▸ **SOURCE EXTRACT**:
○ ○ ○ ○

In the last few years, and particularly with the advent of the #MeToo movement, some employers may have seen a rise in the number of harassment complaints in the workplace, including sexual harassment complaints. Employers under federal jurisdiction have been affected as well.
However, the current legal framework surrounding harassment and violence in federally regulated workplaces is fragmented. The results of many public consultations have shown that this framework is not currently designed to adequately address occurrences of sexual harassment and sexual violence.
In that context, in the past 18 months, significant changes have been proposed to the current legislation to address workplace harassment situations.
The first wave of significant changes came with the adoption of Bill C-65. As previously reported, Bill C-65 was adopted to strengthen existing laws on the prevention of harassment and violence in all federally regulated workplaces.
One of Bill C-65’s goals was to amend Part II of the Canada Labour Code (the Code) in a number of significant ways, including by establishing definitions of harassment and violence, extending the employers’ obligations in respect of former employees relative to an occurrence of harassment and violence in the workplace, requiring employers to provide harassment and violence prevention training to everyone in the workplace, and providing specific rules regarding investigations, such as the employer’s obligation to appoint a “competent person” to investigate occurrences of workplace violence or harassment.
Although Bill C-65 was adopted on October 25, 2018, it has not yet come into force.
Work Place Harassment and Violence Prevention Regulations
To support the goals of Bill C-65, the proposed new stand-alone Work Place Harassment and Violence Prevention Regulations (the Proposed Regulations) were proposed on April 27, 2019. The Proposed Regulations would effectively streamline and consolidate harassment and violence provisions in all federally regulated workplaces that fall under Part II of theCode.
Although not yet adopted or implemented, we have summarized below the intended new rights and obligations of both employees and employers with respect to workplace harassment and violence under the Proposed Regulations.
1. “Applicable Partner” (Policy Committee)
The Proposed Regulations provide that a number of the obligations established must be performed by the employer “jointly” with its “applicable partner”, which is reference to an employer’s workplace violence and workplace harassment policy committee or, if there is no policy committee, the employer’s workplace committee or their health and safety representative.
It must be noted, however, that if the employer and the applicable partner are unable to agree on any matter that is required by the Proposed Regulations to be done jointly by them, the employer’s decision will prevail.
2. Workplace harassment and violence prevention policy
Employers will be required to jointly develop and make available a prevention policy that outlines information on how their organization will address harassment and violence in the workplace.
The policy must also outline how an employer will be informed of external dangers, such as family violence and stalking, that could result in harassment and violence in the workplace, and the measures that the employer could implement to minimize those dangers. The policy must outline a number of additional requirements, including relating to training of workers.
Employers will have to jointly update their policy, if necessary, following an update to the workplace assessment, or any time there is a change to any element of the policy.
3. Workplace assessment
Employers will be required to jointly conduct a workplace assessment that identifies risks of harassment and violence in the workplace. Within six months from the time that the risks are identified, employers will have to jointly implement preventive measures to protect the workplace from these risks.

○ ○ ○ ○

▸ **PROBLEMS**:
[A] Reproduce verbatim the passage of the article on federal workplace harassment legislation that begins with the words containing "The policy must also" and ends with "of the policy.".
[B] Resume the article on federal workplace harassment legislation immediately after its final sentence.

○ ○ ○ ○

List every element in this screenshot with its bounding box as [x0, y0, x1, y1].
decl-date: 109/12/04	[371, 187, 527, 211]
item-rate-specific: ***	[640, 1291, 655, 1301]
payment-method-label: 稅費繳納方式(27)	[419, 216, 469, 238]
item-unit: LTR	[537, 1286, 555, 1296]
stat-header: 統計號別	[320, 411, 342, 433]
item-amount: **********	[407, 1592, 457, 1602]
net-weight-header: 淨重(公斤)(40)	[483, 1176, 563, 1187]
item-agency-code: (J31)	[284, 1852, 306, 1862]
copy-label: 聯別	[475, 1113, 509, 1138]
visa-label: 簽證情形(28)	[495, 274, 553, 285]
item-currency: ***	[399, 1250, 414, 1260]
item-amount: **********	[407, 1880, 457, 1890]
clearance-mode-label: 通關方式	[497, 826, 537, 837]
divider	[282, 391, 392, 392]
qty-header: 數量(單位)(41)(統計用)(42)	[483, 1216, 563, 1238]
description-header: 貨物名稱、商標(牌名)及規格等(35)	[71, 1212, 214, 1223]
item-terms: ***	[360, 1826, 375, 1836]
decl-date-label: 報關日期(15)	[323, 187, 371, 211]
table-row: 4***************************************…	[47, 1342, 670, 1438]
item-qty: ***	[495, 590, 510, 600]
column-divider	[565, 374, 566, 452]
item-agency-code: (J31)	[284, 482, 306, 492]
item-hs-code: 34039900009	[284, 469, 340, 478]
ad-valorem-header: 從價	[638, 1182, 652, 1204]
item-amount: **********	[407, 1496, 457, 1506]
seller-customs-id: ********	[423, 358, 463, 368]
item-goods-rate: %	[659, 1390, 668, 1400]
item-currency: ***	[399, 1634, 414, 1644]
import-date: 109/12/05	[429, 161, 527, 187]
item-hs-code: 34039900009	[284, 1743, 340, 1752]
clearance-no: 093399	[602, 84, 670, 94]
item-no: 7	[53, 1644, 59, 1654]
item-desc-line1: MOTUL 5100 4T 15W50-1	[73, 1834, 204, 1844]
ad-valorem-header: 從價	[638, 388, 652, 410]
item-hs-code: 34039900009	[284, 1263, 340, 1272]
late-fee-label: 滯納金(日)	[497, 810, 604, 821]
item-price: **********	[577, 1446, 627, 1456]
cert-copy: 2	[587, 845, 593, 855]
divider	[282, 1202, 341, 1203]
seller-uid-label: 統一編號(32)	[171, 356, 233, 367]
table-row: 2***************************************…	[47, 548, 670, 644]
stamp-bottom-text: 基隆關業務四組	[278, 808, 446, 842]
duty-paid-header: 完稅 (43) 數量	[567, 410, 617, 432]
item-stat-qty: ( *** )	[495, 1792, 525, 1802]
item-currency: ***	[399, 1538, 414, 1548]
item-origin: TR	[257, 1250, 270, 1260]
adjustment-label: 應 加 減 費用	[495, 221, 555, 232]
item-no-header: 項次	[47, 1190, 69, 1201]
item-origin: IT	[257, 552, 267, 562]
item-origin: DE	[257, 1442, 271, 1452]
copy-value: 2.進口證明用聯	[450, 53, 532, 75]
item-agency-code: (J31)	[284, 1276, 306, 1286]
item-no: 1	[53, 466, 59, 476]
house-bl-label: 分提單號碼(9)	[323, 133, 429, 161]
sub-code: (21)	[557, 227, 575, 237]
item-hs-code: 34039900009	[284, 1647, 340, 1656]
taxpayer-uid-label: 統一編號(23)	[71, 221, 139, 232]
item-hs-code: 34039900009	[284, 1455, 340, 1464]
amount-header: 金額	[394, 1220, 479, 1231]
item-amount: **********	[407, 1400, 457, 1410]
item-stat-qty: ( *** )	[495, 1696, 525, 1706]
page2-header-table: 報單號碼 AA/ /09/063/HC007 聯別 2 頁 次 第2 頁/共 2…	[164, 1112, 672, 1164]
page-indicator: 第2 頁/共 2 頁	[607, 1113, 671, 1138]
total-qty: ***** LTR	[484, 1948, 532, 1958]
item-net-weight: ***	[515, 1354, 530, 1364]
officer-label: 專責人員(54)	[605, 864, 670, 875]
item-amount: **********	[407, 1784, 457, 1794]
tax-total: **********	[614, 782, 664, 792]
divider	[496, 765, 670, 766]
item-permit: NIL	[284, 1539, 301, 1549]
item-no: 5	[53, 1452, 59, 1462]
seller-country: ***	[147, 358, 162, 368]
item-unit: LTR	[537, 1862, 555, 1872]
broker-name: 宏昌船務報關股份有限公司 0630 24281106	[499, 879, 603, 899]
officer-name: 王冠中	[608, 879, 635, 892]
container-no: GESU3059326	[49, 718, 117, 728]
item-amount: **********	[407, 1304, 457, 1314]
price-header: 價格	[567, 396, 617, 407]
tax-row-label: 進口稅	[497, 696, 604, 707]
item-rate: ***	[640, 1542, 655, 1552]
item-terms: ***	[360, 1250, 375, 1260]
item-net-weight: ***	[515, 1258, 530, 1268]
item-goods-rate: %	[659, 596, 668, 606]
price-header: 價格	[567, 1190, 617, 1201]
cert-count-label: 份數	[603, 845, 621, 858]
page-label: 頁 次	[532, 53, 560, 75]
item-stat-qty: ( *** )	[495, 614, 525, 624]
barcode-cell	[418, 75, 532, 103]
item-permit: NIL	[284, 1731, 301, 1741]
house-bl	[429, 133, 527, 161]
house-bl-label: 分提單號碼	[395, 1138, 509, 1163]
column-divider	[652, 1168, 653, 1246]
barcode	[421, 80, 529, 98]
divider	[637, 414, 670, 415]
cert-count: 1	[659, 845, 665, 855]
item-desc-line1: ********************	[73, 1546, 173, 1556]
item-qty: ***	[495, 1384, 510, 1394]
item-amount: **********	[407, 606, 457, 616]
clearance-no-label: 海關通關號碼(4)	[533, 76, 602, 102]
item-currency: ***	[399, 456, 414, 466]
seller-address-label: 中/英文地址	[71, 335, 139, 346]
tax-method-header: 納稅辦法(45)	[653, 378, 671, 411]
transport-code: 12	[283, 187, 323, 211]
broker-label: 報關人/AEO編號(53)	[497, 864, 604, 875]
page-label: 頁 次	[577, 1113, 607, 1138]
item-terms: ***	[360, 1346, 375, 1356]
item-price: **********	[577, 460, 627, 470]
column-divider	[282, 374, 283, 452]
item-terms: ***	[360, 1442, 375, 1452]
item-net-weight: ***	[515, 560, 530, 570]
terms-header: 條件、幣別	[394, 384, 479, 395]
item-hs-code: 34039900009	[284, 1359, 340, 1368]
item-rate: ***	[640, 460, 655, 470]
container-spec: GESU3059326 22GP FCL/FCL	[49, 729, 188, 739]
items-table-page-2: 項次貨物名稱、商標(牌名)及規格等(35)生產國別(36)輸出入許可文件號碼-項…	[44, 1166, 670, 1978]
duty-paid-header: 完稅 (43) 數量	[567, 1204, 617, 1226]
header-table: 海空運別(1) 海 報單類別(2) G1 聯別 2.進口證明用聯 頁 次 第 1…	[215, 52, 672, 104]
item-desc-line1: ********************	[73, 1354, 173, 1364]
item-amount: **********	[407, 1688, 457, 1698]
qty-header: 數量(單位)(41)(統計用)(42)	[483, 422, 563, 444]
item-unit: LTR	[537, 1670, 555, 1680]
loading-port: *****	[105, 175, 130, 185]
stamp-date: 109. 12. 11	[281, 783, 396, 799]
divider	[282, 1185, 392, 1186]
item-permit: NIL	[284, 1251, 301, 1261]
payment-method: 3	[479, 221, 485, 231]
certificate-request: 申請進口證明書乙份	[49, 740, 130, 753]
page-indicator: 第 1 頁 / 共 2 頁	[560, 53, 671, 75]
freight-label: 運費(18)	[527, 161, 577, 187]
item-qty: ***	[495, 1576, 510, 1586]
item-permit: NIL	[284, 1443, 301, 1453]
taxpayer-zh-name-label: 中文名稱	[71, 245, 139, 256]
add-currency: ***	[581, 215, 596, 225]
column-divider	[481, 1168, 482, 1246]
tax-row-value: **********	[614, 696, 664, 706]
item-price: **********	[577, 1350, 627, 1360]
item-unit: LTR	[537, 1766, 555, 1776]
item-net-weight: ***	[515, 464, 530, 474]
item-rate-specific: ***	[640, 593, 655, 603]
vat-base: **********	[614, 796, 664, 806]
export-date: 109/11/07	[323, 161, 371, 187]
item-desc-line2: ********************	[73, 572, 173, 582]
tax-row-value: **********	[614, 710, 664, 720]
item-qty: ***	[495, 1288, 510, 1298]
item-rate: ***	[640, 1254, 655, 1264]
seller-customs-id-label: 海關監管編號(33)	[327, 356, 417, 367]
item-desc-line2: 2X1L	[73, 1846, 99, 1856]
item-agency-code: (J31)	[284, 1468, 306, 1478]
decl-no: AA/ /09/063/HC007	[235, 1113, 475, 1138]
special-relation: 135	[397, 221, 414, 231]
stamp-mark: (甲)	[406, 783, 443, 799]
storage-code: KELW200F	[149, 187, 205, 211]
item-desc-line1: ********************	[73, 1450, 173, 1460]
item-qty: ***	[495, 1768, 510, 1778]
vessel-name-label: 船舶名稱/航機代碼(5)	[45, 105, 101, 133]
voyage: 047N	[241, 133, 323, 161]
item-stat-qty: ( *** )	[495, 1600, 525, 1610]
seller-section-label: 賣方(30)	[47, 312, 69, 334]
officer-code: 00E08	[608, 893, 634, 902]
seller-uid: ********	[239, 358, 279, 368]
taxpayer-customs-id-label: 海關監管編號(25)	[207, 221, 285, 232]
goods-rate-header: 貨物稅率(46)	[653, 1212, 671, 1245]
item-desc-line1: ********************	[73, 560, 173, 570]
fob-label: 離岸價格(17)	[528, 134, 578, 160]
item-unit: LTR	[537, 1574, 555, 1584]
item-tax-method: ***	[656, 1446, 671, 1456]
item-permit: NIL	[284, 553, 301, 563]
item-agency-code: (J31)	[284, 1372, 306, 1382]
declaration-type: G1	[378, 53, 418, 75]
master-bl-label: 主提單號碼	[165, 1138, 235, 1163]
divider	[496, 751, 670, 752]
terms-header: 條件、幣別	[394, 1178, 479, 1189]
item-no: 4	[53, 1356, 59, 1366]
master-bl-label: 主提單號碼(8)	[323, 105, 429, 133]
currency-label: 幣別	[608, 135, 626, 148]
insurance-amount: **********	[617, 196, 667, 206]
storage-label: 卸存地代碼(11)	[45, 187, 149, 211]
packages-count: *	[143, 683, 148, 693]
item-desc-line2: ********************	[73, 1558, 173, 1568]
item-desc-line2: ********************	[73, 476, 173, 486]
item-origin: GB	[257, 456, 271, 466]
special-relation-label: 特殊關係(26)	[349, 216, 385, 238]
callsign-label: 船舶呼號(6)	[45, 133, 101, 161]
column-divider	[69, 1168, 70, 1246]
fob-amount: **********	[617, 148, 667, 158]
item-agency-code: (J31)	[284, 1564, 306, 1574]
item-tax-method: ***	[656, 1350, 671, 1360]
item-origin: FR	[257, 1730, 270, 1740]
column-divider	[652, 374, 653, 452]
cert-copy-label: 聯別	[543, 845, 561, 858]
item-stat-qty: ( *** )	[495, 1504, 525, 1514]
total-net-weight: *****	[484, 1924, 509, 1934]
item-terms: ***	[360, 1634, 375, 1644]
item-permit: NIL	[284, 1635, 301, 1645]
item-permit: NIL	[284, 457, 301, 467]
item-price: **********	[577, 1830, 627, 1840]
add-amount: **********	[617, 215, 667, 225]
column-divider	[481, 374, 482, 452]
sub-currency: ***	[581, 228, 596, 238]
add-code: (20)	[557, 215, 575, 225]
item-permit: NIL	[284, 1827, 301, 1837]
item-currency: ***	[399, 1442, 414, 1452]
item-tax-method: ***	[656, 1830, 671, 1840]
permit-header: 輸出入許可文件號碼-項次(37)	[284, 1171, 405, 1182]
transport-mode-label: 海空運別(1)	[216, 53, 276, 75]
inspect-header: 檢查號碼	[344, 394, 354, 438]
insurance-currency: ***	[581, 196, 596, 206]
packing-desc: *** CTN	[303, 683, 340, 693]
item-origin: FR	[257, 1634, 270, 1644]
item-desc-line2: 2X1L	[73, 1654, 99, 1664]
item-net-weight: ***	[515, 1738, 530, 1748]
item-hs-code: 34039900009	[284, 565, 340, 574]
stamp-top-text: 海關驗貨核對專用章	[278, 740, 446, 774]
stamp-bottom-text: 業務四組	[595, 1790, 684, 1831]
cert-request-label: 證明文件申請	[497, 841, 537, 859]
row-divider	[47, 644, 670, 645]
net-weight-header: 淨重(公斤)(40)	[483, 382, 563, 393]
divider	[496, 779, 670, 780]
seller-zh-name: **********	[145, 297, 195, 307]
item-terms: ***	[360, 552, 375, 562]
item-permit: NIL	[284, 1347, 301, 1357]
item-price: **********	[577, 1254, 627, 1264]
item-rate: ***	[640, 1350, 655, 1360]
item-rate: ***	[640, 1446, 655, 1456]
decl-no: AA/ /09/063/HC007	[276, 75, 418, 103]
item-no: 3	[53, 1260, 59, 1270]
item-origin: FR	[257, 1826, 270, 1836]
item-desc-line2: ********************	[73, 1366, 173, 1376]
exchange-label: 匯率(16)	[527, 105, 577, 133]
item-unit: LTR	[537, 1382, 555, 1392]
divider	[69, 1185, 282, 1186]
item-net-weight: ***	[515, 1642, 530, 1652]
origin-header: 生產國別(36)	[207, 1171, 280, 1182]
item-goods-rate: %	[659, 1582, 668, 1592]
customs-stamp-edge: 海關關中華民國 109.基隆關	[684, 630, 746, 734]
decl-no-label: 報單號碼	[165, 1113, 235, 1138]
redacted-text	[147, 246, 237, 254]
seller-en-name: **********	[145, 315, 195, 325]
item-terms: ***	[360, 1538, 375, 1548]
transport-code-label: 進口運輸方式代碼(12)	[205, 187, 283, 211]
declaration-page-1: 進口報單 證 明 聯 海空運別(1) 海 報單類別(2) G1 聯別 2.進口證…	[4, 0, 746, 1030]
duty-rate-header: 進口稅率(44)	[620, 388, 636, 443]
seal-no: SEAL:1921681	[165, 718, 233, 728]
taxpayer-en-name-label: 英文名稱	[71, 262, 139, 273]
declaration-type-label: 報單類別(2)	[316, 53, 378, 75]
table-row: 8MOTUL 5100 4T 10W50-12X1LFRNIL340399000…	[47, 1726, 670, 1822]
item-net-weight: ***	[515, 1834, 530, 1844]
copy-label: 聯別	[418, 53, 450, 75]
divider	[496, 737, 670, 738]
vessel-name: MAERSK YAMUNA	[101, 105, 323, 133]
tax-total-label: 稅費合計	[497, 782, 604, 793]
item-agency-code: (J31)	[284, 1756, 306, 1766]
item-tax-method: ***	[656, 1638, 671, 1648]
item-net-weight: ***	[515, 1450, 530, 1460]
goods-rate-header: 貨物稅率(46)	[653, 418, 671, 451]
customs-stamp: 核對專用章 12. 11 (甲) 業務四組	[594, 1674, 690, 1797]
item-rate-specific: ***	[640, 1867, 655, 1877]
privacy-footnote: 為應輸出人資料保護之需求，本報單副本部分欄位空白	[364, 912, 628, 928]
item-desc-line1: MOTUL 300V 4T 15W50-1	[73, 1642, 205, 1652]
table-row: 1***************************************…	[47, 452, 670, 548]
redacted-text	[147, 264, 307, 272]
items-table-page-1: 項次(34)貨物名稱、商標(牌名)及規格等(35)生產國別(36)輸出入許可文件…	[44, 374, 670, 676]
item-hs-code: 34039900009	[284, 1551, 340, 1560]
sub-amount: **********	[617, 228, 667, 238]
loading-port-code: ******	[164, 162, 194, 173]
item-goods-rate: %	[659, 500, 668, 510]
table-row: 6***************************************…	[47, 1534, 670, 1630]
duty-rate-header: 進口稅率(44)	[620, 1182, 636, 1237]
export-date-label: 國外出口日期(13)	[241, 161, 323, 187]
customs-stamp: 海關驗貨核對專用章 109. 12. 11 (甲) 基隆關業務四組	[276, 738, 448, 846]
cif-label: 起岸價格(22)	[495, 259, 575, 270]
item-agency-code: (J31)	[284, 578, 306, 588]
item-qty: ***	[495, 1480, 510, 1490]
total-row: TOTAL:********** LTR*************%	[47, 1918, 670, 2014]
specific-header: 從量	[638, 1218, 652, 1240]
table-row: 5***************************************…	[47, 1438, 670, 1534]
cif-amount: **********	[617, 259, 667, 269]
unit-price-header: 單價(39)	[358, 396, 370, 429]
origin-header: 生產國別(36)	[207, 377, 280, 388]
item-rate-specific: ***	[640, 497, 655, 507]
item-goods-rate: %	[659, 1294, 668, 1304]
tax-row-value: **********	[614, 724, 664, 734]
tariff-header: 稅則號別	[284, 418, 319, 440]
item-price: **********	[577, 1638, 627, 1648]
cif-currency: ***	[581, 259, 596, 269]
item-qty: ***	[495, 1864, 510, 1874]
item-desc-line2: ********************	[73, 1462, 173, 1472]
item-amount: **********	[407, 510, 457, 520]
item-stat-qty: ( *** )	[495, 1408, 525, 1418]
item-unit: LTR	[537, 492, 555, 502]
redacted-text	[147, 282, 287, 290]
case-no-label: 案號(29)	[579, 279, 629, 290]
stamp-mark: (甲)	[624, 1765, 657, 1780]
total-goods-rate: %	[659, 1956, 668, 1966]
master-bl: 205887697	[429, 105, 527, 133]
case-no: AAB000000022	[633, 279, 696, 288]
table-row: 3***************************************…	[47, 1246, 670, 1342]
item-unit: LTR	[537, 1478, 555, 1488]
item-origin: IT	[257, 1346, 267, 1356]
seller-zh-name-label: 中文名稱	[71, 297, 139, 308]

○ ○ ○ ○

▸ **PER-TASK ANSWERS**:
[A]
The policy must also outline how an employer will be informed of external dangers, such as family violence and stalking, that could result in harassment and violence in the workplace, and the measures that the employer could implement to minimize those dangers. The policy must outline a number of additional requirements, including relating to training of workers.
Employers will have to jointly update their policy, if necessary, following an update to the workplace assessment, or any time there is a change to any element of the policy.

[B]
At least once every three years, the workplace assessment will need to be reviewed and updated. A workplace assessment review will also have to occur in certain situations where the resolution process (described below) cannot advance, such as when the person in question wishes to remain anonymous or such person chooses to stop proceeding with the resolution process prior to an investigation being started.
4. Resolution process
The Proposed Regulations provides for a resolution process that would require employers to respond to every notification of an occurrence of harassment and violence in their workplace. The proposed resolution process includes multiple options for resolution such as “early resolution”, conciliation and investigation.
The new resolution process outlined by the Proposed Regulations focuses on greater communication between the employer and the parties through monthly updates and provides for specific timelines for completing the resolution process.
If an investigation is chosen to address the occurrence, employers will have to follow the prescribed requirements, including those regarding the qualifications of an investigator, how the investigator may be appointed, what types of reports the investigator must submit, and how the employer will handle those reports.
Moreover, if an employer wishes to develop or identify a list of investigators, they must do so jointly. Notably, if the employer, the principal party and the responding party are unable to agree on an investigator within 60 days, the employer must request that the minister select the investigator.
5. Emergency procedures
Employers will be required to jointly develop and implement emergency procedures to be followed in situations where an occurrence of harassment and violence poses an immediate danger to the health and safety of employees or when there is a threat of such an occurrence happening in the workplace.
Employers will be required to jointly identify or develop harassment and violence training. The training will have to be delivered at least every three years and will have to provide information about, amongst other things, the prevention policy, crisis prevention, personal safety and de-escalation techniques.
Employers will have to ensure that each new employee receives training within the first three months of employment. Additional training will have to be provided in certain circumstances.
7. Support measures
Employers would have to make available information respecting support services that employees may access if they need it.
8. Records and reports
To support enforcement of the Proposed Regulations, employers will have to keep several records, including records of all notifications of harassment and violence in their workplace, records of the actions taken and records of the decisions they made in the event that they were unable to agree on an issue that they must address jointly.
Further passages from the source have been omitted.